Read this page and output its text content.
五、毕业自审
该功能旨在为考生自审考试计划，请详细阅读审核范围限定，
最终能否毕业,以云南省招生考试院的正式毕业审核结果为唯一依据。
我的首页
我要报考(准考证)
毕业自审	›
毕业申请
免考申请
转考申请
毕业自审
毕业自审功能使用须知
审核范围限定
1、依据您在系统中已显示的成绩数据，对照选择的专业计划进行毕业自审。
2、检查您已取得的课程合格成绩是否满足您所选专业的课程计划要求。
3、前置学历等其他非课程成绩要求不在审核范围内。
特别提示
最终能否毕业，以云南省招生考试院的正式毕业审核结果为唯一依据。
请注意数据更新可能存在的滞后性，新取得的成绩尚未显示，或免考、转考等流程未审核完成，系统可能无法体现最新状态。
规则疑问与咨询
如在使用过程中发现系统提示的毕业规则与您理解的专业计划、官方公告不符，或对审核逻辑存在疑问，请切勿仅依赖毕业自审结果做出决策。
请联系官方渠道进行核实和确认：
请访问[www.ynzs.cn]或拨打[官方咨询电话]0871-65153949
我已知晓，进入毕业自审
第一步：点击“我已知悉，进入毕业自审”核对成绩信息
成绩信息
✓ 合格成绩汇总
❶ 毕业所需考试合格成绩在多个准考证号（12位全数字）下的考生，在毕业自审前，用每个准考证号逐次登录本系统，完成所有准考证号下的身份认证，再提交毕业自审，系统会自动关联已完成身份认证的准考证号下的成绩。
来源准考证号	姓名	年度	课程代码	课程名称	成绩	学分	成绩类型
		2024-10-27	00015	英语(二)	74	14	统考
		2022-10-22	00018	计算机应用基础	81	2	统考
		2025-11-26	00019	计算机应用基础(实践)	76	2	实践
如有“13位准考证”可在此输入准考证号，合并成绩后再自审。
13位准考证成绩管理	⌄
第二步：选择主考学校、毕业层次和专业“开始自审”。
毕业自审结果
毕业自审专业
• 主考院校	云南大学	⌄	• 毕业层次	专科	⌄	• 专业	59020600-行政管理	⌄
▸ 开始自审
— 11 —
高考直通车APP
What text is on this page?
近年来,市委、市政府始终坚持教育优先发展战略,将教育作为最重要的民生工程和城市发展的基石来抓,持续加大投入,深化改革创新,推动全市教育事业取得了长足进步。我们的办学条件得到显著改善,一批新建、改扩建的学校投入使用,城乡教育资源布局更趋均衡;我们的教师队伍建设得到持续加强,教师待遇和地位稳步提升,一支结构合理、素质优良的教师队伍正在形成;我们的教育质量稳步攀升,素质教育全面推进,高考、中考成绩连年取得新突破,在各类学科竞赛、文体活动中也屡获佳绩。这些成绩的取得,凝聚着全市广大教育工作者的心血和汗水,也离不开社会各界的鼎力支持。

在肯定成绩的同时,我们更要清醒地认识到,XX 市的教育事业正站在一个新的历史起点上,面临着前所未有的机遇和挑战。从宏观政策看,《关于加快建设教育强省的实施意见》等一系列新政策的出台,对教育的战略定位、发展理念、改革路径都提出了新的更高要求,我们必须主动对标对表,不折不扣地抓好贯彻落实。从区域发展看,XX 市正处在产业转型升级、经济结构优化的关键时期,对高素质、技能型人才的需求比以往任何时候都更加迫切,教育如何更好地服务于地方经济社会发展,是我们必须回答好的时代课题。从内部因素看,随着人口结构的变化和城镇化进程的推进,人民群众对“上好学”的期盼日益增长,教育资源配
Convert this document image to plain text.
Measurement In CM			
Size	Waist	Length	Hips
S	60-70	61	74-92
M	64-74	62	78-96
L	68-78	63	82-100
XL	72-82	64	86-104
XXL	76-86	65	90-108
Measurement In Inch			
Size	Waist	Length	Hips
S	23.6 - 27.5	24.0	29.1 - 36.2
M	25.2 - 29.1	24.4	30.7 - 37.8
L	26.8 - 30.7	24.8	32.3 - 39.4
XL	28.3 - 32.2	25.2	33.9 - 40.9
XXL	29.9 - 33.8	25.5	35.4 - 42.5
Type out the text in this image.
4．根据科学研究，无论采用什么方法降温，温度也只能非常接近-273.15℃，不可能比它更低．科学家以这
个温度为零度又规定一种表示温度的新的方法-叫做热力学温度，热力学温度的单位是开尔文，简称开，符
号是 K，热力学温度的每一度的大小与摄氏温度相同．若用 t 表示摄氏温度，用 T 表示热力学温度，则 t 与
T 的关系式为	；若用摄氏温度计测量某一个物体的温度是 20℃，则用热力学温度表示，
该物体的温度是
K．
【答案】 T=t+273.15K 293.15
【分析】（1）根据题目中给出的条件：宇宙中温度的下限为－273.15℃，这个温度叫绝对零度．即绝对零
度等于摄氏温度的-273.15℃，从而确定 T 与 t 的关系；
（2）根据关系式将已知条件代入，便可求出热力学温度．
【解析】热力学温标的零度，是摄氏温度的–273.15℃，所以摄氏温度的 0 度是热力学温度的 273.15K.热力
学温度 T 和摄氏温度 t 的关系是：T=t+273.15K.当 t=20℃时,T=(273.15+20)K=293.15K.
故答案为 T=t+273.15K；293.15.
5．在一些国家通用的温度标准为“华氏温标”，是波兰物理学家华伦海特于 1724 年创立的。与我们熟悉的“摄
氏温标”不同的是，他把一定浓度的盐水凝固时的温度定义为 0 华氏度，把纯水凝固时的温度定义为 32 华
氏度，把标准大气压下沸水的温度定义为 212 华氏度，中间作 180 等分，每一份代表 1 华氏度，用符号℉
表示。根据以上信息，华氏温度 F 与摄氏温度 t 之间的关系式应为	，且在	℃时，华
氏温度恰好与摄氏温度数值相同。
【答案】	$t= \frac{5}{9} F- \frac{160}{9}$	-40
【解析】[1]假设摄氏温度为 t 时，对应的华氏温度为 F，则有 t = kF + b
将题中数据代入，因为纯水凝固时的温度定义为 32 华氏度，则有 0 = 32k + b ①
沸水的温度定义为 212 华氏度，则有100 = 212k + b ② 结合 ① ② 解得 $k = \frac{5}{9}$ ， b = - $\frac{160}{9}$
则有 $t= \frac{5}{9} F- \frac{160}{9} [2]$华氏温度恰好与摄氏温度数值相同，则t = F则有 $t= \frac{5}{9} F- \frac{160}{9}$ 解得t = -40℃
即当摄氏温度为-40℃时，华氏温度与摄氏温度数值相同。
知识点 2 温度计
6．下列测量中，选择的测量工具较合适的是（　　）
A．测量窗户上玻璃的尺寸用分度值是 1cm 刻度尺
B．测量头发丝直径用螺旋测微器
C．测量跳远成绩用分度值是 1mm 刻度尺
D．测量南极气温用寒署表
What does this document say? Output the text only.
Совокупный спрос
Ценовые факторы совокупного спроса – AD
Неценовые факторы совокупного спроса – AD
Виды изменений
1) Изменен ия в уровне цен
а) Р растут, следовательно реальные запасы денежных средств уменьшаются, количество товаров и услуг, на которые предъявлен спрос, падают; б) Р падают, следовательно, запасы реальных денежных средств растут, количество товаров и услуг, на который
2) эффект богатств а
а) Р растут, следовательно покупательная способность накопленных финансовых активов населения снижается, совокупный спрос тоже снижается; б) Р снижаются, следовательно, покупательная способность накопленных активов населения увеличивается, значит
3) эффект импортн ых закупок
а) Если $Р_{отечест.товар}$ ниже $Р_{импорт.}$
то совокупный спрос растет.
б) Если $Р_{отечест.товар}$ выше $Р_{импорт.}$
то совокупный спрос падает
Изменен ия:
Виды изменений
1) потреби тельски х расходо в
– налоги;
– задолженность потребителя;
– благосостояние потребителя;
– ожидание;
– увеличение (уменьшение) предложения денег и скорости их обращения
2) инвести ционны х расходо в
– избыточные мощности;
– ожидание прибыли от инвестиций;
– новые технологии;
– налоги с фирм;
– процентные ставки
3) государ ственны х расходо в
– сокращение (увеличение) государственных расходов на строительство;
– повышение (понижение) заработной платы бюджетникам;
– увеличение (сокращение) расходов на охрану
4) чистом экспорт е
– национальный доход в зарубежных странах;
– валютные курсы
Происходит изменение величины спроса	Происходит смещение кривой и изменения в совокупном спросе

*What you should do:*
Sift the material for lines with the string "потребителя". Copy each one found.

*Output:*
– задолженность потребителя;
– благосостояние потребителя;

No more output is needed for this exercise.